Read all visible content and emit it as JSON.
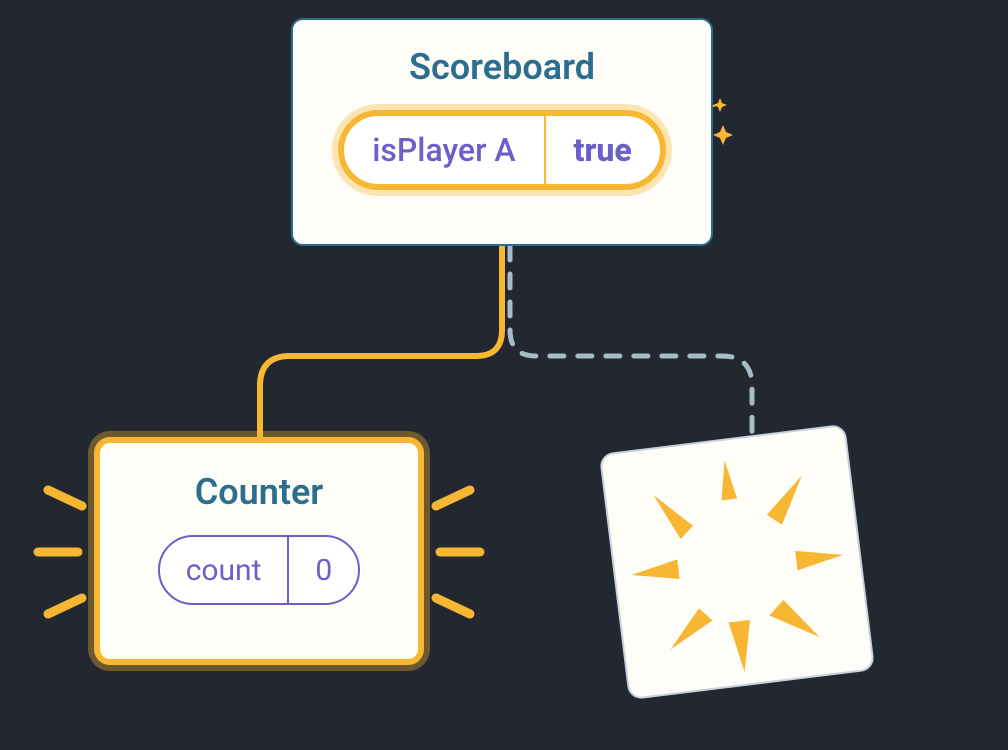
{
  "diagram": {
    "scoreboard": {
      "title": "Scoreboard",
      "state_key": "isPlayer A",
      "state_value": "true"
    },
    "counter": {
      "title": "Counter",
      "state_key": "count",
      "state_value": "0"
    },
    "colors": {
      "accent": "#f8b733",
      "text_teal": "#2b6e8f",
      "text_purple": "#6c5fc7",
      "background": "#23272f",
      "panel": "#fefdf8",
      "dashed": "#a7bcc9"
    }
  }
}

= = = = =

- Aim of the task
What is needed is an exact reproduction of the data, pictures excluded.

- The response
Read all visible content and emit it as JSON.
{
  "diagram": {
    "scoreboard": {
      "title": "Scoreboard",
      "state_key": "isPlayer A",
      "state_value": "true"
    },
    "counter": {
      "title": "Counter",
      "state_key": "count",
      "state_value": "0"
    },
    "colors": {
      "accent": "#f8b733",
      "text_teal": "#2b6e8f",
      "text_purple": "#6c5fc7",
      "background": "#23272f",
      "panel": "#fefdf8",
      "dashed": "#a7bcc9"
    }
  }
}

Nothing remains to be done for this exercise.